- MATERIAL -
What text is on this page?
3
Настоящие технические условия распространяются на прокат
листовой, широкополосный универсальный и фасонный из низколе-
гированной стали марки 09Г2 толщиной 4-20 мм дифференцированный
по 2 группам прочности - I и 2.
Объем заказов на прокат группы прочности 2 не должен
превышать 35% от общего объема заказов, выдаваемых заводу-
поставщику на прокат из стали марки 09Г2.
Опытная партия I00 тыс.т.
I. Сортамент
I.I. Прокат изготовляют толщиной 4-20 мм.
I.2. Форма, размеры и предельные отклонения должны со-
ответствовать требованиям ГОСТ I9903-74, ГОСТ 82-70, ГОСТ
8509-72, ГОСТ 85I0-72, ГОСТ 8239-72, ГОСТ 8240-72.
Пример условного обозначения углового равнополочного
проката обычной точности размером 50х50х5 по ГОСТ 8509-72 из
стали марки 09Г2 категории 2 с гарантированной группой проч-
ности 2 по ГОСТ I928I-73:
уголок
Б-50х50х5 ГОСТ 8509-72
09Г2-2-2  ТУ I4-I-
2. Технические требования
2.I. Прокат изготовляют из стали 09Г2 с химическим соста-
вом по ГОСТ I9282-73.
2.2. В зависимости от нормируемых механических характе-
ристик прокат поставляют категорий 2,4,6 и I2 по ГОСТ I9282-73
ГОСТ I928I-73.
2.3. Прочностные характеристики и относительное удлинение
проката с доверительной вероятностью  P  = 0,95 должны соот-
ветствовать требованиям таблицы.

- WHAT YOU NEED TO DO -
Your task is to quote the listing above word for word.

- RESPONSE -
What text is on this page?
3
Настоящие технические условия распространяются на прокат
листовой, широкополосный универсальный и фасонный из низколе-
гированной стали марки 09Г2 толщиной 4-20 мм дифференцированный
по 2 группам прочности - I и 2.
Объем заказов на прокат группы прочности 2 не должен
превышать 35% от общего объема заказов, выдаваемых заводу-
поставщику на прокат из стали марки 09Г2.
Опытная партия I00 тыс.т.
I. Сортамент
I.I. Прокат изготовляют толщиной 4-20 мм.
I.2. Форма, размеры и предельные отклонения должны со-
ответствовать требованиям ГОСТ I9903-74, ГОСТ 82-70, ГОСТ
8509-72, ГОСТ 85I0-72, ГОСТ 8239-72, ГОСТ 8240-72.
Пример условного обозначения углового равнополочного
проката обычной точности размером 50х50х5 по ГОСТ 8509-72 из
стали марки 09Г2 категории 2 с гарантированной группой проч-
ности 2 по ГОСТ I928I-73:
уголок
Б-50х50х5 ГОСТ 8509-72
09Г2-2-2  ТУ I4-I-
2. Технические требования
2.I. Прокат изготовляют из стали 09Г2 с химическим соста-
вом по ГОСТ I9282-73.
2.2. В зависимости от нормируемых механических характе-
ристик прокат поставляют категорий 2,4,6 и I2 по ГОСТ I9282-73
ГОСТ I928I-73.
2.3. Прочностные характеристики и относительное удлинение
проката с доверительной вероятностью  P  = 0,95 должны соот-
ветствовать требованиям таблицы.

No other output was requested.